SET PROBLEM
Gather all lines with "Pomorze" from the records.

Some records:
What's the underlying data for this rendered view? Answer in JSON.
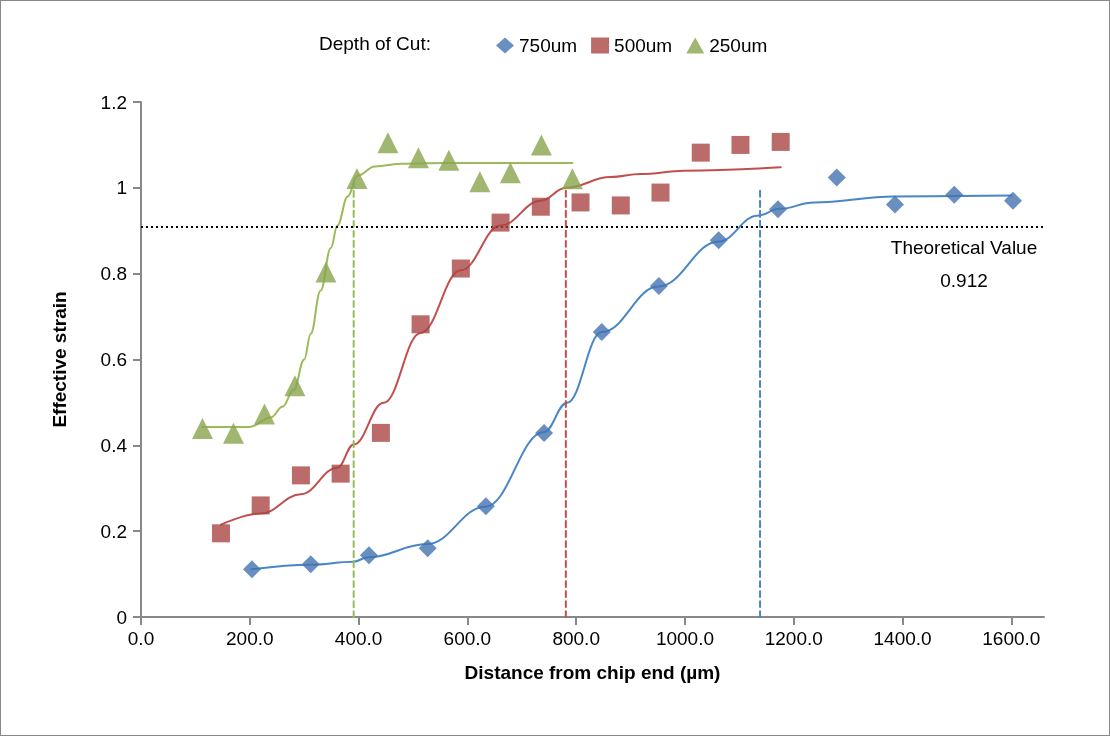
{
  "chart_data": {
    "type": "scatter",
    "xlabel": "Distance from chip end (µm)",
    "ylabel": "Effective strain",
    "legend_title": "Depth of Cut:",
    "legend": "top",
    "grid": false,
    "xlim": [
      0,
      1660
    ],
    "xticks": [
      {
        "value": 0,
        "label": "0.0"
      },
      {
        "value": 200,
        "label": "200.0"
      },
      {
        "value": 400,
        "label": "400.0"
      },
      {
        "value": 600,
        "label": "600.0"
      },
      {
        "value": 800,
        "label": "800.0"
      },
      {
        "value": 1000,
        "label": "1000.0"
      },
      {
        "value": 1200,
        "label": "1200.0"
      },
      {
        "value": 1400,
        "label": "1400.0"
      },
      {
        "value": 1600,
        "label": "1600.0"
      }
    ],
    "ylim": [
      0,
      1.2
    ],
    "yticks": [
      0,
      0.2,
      0.4,
      0.6,
      0.8,
      1,
      1.2
    ],
    "ref_lines": [
      {
        "axis": "y",
        "value": 0.912,
        "label": "Theoretical Value\n0.912",
        "color": "#000000",
        "line_style": "dotted"
      }
    ],
    "series": [
      {
        "name": "750um",
        "marker": "diamond",
        "color": "#4473b0",
        "x": [
          204,
          312,
          419,
          527,
          634,
          741,
          847,
          952,
          1062,
          1171,
          1279,
          1386,
          1495,
          1603
        ],
        "values": [
          0.111,
          0.123,
          0.144,
          0.16,
          0.258,
          0.429,
          0.664,
          0.771,
          0.878,
          0.95,
          1.024,
          0.961,
          0.984,
          0.97
        ]
      },
      {
        "name": "500um",
        "marker": "square",
        "color": "#aa4643",
        "x": [
          147,
          220,
          294,
          367,
          441,
          514,
          588,
          661,
          735,
          808,
          882,
          955,
          1029,
          1102,
          1176
        ],
        "values": [
          0.195,
          0.26,
          0.33,
          0.334,
          0.429,
          0.682,
          0.812,
          0.919,
          0.956,
          0.966,
          0.959,
          0.989,
          1.082,
          1.1,
          1.107
        ]
      },
      {
        "name": "250um",
        "marker": "triangle",
        "color": "#89a54e",
        "x": [
          113,
          170,
          227,
          283,
          340,
          397,
          454,
          510,
          566,
          623,
          679,
          736,
          793
        ],
        "values": [
          0.439,
          0.428,
          0.473,
          0.539,
          0.804,
          1.022,
          1.105,
          1.07,
          1.064,
          1.014,
          1.035,
          1.1,
          1.021
        ]
      },
      {
        "type": "line",
        "marker": "none",
        "line_style": "solid",
        "color": "#4a86c5",
        "x": [
          203,
          312,
          391,
          417,
          526,
          633,
          741,
          783,
          847,
          951,
          1062,
          1133,
          1174,
          1237,
          1385,
          1600
        ],
        "values": [
          0.111,
          0.122,
          0.129,
          0.139,
          0.17,
          0.257,
          0.431,
          0.499,
          0.664,
          0.77,
          0.875,
          0.935,
          0.951,
          0.966,
          0.98,
          0.982
        ]
      },
      {
        "type": "line",
        "marker": "none",
        "line_style": "solid",
        "color": "#c0504d",
        "x": [
          147,
          220,
          294,
          361,
          391,
          446,
          514,
          588,
          661,
          735,
          781,
          863,
          918,
          999,
          1176
        ],
        "values": [
          0.215,
          0.241,
          0.286,
          0.348,
          0.402,
          0.499,
          0.662,
          0.808,
          0.912,
          0.97,
          1.0,
          1.025,
          1.032,
          1.04,
          1.048
        ]
      },
      {
        "type": "line",
        "marker": "none",
        "line_style": "solid",
        "color": "#9bbb59",
        "x": [
          113,
          200,
          239,
          260,
          281,
          300,
          312,
          330,
          349,
          361,
          380,
          398,
          430,
          480,
          560,
          793
        ],
        "values": [
          0.443,
          0.443,
          0.465,
          0.49,
          0.53,
          0.6,
          0.66,
          0.76,
          0.86,
          0.912,
          0.98,
          1.028,
          1.05,
          1.056,
          1.058,
          1.058
        ]
      },
      {
        "type": "line",
        "marker": "none",
        "line_style": "dashed",
        "color": "#9bbb59",
        "x": [
          391,
          391
        ],
        "values": [
          0,
          1.022
        ]
      },
      {
        "type": "line",
        "marker": "none",
        "line_style": "dashed",
        "color": "#c0504d",
        "x": [
          781,
          781
        ],
        "values": [
          0,
          1.0
        ]
      },
      {
        "type": "line",
        "marker": "none",
        "line_style": "dashed",
        "color": "#4a86c5",
        "x": [
          1138,
          1138
        ],
        "values": [
          0,
          1.0
        ]
      }
    ]
  }
}
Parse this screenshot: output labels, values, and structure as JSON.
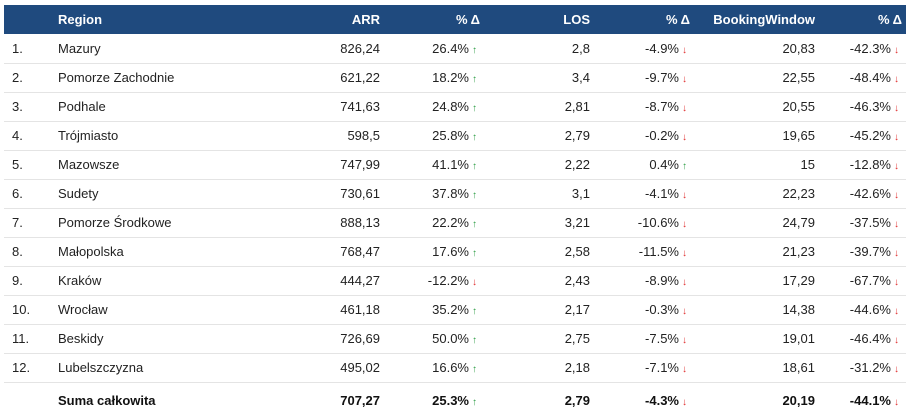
{
  "columns": [
    "",
    "Region",
    "ARR",
    "% Δ",
    "LOS",
    "% Δ",
    "BookingWindow",
    "% Δ"
  ],
  "colors": {
    "header_bg": "#1f4a7e",
    "up": "#2e9e45",
    "down": "#e03030"
  },
  "rows": [
    {
      "num": "1.",
      "region": "Mazury",
      "arr": "826,24",
      "arr_pct": "26.4%",
      "arr_dir": "up",
      "los": "2,8",
      "los_pct": "-4.9%",
      "los_dir": "down",
      "bw": "20,83",
      "bw_pct": "-42.3%",
      "bw_dir": "down"
    },
    {
      "num": "2.",
      "region": "Pomorze Zachodnie",
      "arr": "621,22",
      "arr_pct": "18.2%",
      "arr_dir": "up",
      "los": "3,4",
      "los_pct": "-9.7%",
      "los_dir": "down",
      "bw": "22,55",
      "bw_pct": "-48.4%",
      "bw_dir": "down"
    },
    {
      "num": "3.",
      "region": "Podhale",
      "arr": "741,63",
      "arr_pct": "24.8%",
      "arr_dir": "up",
      "los": "2,81",
      "los_pct": "-8.7%",
      "los_dir": "down",
      "bw": "20,55",
      "bw_pct": "-46.3%",
      "bw_dir": "down"
    },
    {
      "num": "4.",
      "region": "Trójmiasto",
      "arr": "598,5",
      "arr_pct": "25.8%",
      "arr_dir": "up",
      "los": "2,79",
      "los_pct": "-0.2%",
      "los_dir": "down",
      "bw": "19,65",
      "bw_pct": "-45.2%",
      "bw_dir": "down"
    },
    {
      "num": "5.",
      "region": "Mazowsze",
      "arr": "747,99",
      "arr_pct": "41.1%",
      "arr_dir": "up",
      "los": "2,22",
      "los_pct": "0.4%",
      "los_dir": "up",
      "bw": "15",
      "bw_pct": "-12.8%",
      "bw_dir": "down"
    },
    {
      "num": "6.",
      "region": "Sudety",
      "arr": "730,61",
      "arr_pct": "37.8%",
      "arr_dir": "up",
      "los": "3,1",
      "los_pct": "-4.1%",
      "los_dir": "down",
      "bw": "22,23",
      "bw_pct": "-42.6%",
      "bw_dir": "down"
    },
    {
      "num": "7.",
      "region": "Pomorze Środkowe",
      "arr": "888,13",
      "arr_pct": "22.2%",
      "arr_dir": "up",
      "los": "3,21",
      "los_pct": "-10.6%",
      "los_dir": "down",
      "bw": "24,79",
      "bw_pct": "-37.5%",
      "bw_dir": "down"
    },
    {
      "num": "8.",
      "region": "Małopolska",
      "arr": "768,47",
      "arr_pct": "17.6%",
      "arr_dir": "up",
      "los": "2,58",
      "los_pct": "-11.5%",
      "los_dir": "down",
      "bw": "21,23",
      "bw_pct": "-39.7%",
      "bw_dir": "down"
    },
    {
      "num": "9.",
      "region": "Kraków",
      "arr": "444,27",
      "arr_pct": "-12.2%",
      "arr_dir": "down",
      "los": "2,43",
      "los_pct": "-8.9%",
      "los_dir": "down",
      "bw": "17,29",
      "bw_pct": "-67.7%",
      "bw_dir": "down"
    },
    {
      "num": "10.",
      "region": "Wrocław",
      "arr": "461,18",
      "arr_pct": "35.2%",
      "arr_dir": "up",
      "los": "2,17",
      "los_pct": "-0.3%",
      "los_dir": "down",
      "bw": "14,38",
      "bw_pct": "-44.6%",
      "bw_dir": "down"
    },
    {
      "num": "11.",
      "region": "Beskidy",
      "arr": "726,69",
      "arr_pct": "50.0%",
      "arr_dir": "up",
      "los": "2,75",
      "los_pct": "-7.5%",
      "los_dir": "down",
      "bw": "19,01",
      "bw_pct": "-46.4%",
      "bw_dir": "down"
    },
    {
      "num": "12.",
      "region": "Lubelszczyzna",
      "arr": "495,02",
      "arr_pct": "16.6%",
      "arr_dir": "up",
      "los": "2,18",
      "los_pct": "-7.1%",
      "los_dir": "down",
      "bw": "18,61",
      "bw_pct": "-31.2%",
      "bw_dir": "down"
    }
  ],
  "total": {
    "label": "Suma całkowita",
    "arr": "707,27",
    "arr_pct": "25.3%",
    "arr_dir": "up",
    "los": "2,79",
    "los_pct": "-4.3%",
    "los_dir": "down",
    "bw": "20,19",
    "bw_pct": "-44.1%",
    "bw_dir": "down"
  }
}
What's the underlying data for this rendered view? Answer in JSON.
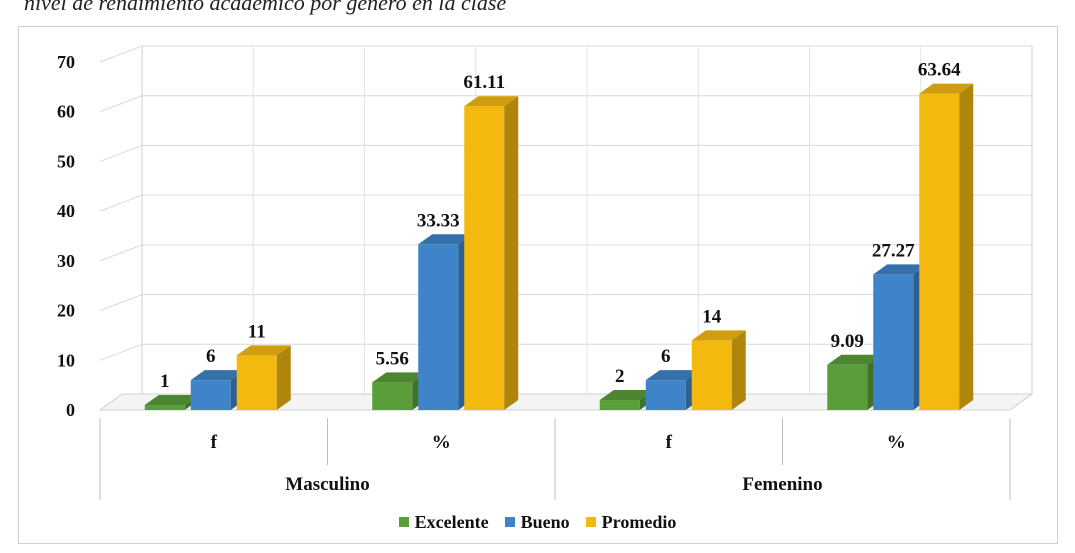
{
  "caption": "nivel de rendimiento académico por género en la clase",
  "chart_data": {
    "type": "bar",
    "groups": [
      {
        "name": "Masculino",
        "subcategories": [
          "f",
          "%"
        ]
      },
      {
        "name": "Femenino",
        "subcategories": [
          "f",
          "%"
        ]
      }
    ],
    "categories": [
      "f",
      "%",
      "f",
      "%"
    ],
    "series": [
      {
        "name": "Excelente",
        "color": "#5a9e3a",
        "values": [
          1,
          5.56,
          2,
          9.09
        ],
        "labels": [
          "1",
          "5.56",
          "2",
          "9.09"
        ]
      },
      {
        "name": "Bueno",
        "color": "#3f84c9",
        "values": [
          6,
          33.33,
          6,
          27.27
        ],
        "labels": [
          "6",
          "33.33",
          "6",
          "27.27"
        ]
      },
      {
        "name": "Promedio",
        "color": "#f3b90f",
        "values": [
          11,
          61.11,
          14,
          63.64
        ],
        "labels": [
          "11",
          "61.11",
          "14",
          "63.64"
        ]
      }
    ],
    "ylim": [
      0,
      70
    ],
    "yticks": [
      "0",
      "10",
      "20",
      "30",
      "40",
      "50",
      "60",
      "70"
    ],
    "grid": true,
    "legend_position": "bottom",
    "style": "3d-column"
  }
}
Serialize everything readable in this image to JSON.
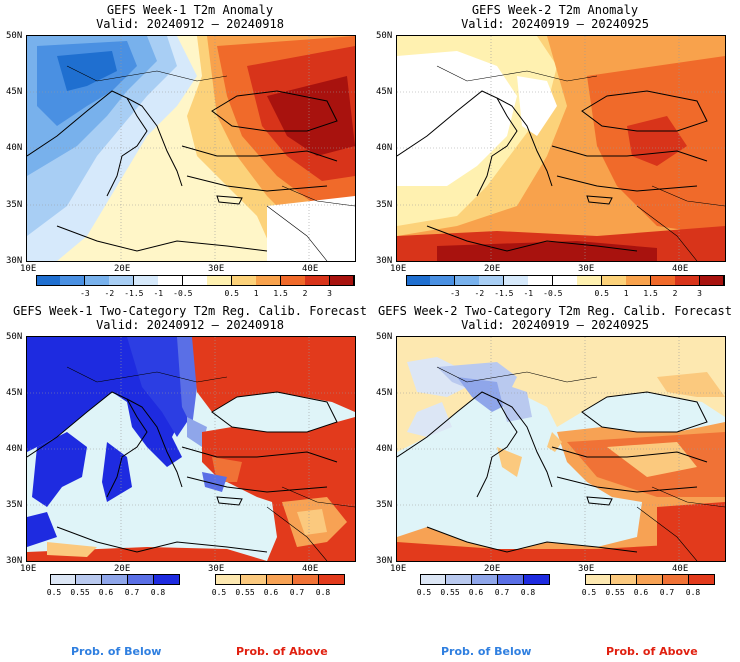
{
  "panels": [
    {
      "title": "GEFS Week-1 T2m Anomaly",
      "valid": "Valid: 20240912 – 20240918"
    },
    {
      "title": "GEFS Week-2 T2m Anomaly",
      "valid": "Valid: 20240919 – 20240925"
    },
    {
      "title": "GEFS Week-1 Two-Category T2m Reg. Calib. Forecast",
      "valid": "Valid: 20240912 – 20240918"
    },
    {
      "title": "GEFS Week-2 Two-Category T2m Reg. Calib. Forecast",
      "valid": "Valid: 20240919 – 20240925"
    }
  ],
  "lat_labels": [
    "50N",
    "45N",
    "40N",
    "35N",
    "30N"
  ],
  "lon_labels": [
    "10E",
    "20E",
    "30E",
    "40E"
  ],
  "anomaly_ticks": [
    "-3",
    "-2",
    "-1.5",
    "-1",
    "-0.5",
    "0.5",
    "1",
    "1.5",
    "2",
    "3"
  ],
  "anomaly_colors": [
    "#1f6fd0",
    "#4a90e2",
    "#78b1ec",
    "#a8ceF4",
    "#d6e9fb",
    "#ffffff",
    "#ffffff",
    "#fff1b0",
    "#fcd27a",
    "#f8a24c",
    "#f06a2a",
    "#d8341a",
    "#a8120e"
  ],
  "prob_ticks": [
    "0.5",
    "0.55",
    "0.6",
    "0.7",
    "0.8"
  ],
  "below_colors": [
    "#dce6f5",
    "#b9c9ef",
    "#8fa6ea",
    "#5a6fe6",
    "#1e2be0"
  ],
  "above_colors": [
    "#fde8b0",
    "#fbc97e",
    "#f7a254",
    "#f07236",
    "#e23a1c"
  ],
  "legend": {
    "below": "Prob. of Below",
    "above": "Prob. of Above",
    "below_color": "#2f7fe0",
    "above_color": "#e02010"
  }
}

RESULT OF THIS EXERCISE
      "region": "Pomorze Zachodnie",
      "region": "Pomorze Środkowe",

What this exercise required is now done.